● Given task 1: How many miles of Glen Canyon, including Horseshoe Bend, were spared, according to the article about Horseshoe Bend?

● Passage provided:
===
Why I Went to Arizona's Horseshoe Bend to Come to Terms With My Daughter’s Passing

To help heal from a traumatic loss, author Jim Kristofic sought solace in nature on the Colorado River.

Scenic view of Horseshoe Bend against star field at night
Horseshoe Bend, a canyon with the Colorado River outside Page, Arizona. Photo:

Cavan Images/Getty Images

 Trigger Warning: This article includes language about infant loss. 

When visitors walk to the edge of Glen Canyon outside Page, Arizona, they see the famous landmark that’s in photographs all over the world: Horseshoe Bend, a curved flank of orange Navajo sandstone carved by the green water of Tóóh Bikooh, or, in English, the Colorado River. I’ve swam in that current countless times, first as a kid after my family moved to the Navajo Nation when I was seven years old, and later as a river guide in my teens and 20s. To the Indigenous Navajo people, those waters ignore words like “epoch” and “millennia.”  

What many visitors might not know is that Horseshoe Bend is just one part of a canyon where tribes — the Anasazi, the Paiute, and the Diné (Navajo) — once grew crops, hunted, and lived and died for centuries. It’s also where I would have brought my daughter, if she had grown old enough to paddle a kayak. Now, I will never see her do this. 

Raft and kayaks in Colorado River in Grand Canyon
Author Jim Kristofic spent much of his youth working as a guide on the Colorado River.

Merrill Images/Getty Images

In 1963, the Sierra Club pronounced that Glen Canyon, a stretch of nearly 200 miles of twisting, sinewy rock walls snaking from southern Utah into northern Arizona, was dead. The decade before, the Bureau of Reclamation had begun constructing the Glen Canyon Dam, and by the mid-1960s, a 700-foot tall wall of concrete had drowned most of Glen Canyon beneath the rising waters of what was then rechristened Lake Powell. The human rights of local Indigenous communities, which relied on the canyon for food, shelter, and spiritual rites, were blithely ignored. Just 16 miles of the canyon, including Horseshoe Bend, was spared. The majority of Glen Canyon’s ecosystem, along with more than 3,000 ancient home sites, was lost.
===
● Given task 2: From the rows below, pick out every line containing the string "Aperture". Case counts.
===
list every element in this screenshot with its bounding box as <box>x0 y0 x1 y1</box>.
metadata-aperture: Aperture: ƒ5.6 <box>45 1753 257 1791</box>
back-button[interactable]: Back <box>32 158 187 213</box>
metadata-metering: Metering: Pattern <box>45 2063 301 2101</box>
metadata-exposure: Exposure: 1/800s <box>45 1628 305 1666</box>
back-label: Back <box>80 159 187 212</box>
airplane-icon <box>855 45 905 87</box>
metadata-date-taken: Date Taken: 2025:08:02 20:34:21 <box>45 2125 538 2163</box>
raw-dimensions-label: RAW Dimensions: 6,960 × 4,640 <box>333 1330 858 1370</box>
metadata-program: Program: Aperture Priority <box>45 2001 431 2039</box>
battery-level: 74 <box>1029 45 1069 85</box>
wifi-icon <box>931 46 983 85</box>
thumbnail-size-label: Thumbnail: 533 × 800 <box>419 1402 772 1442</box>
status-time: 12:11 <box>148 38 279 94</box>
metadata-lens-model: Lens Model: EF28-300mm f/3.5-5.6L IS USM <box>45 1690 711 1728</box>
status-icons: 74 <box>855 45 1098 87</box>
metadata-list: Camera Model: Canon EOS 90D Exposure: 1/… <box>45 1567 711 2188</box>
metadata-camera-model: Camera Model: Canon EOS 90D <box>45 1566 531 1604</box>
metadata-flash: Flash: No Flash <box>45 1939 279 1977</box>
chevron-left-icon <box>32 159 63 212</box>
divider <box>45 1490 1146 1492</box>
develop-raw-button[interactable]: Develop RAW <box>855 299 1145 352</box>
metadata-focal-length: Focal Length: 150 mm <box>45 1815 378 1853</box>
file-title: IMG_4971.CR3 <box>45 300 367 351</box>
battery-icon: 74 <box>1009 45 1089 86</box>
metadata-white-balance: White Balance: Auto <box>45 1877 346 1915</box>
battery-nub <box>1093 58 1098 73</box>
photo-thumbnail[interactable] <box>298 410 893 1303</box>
===
● Complete output 1: 16 miles

● Complete output 2:
metadata-aperture: Aperture: ƒ5.6 <box>45 1753 257 1791</box>
metadata-program: Program: Aperture Priority <box>45 2001 431 2039</box>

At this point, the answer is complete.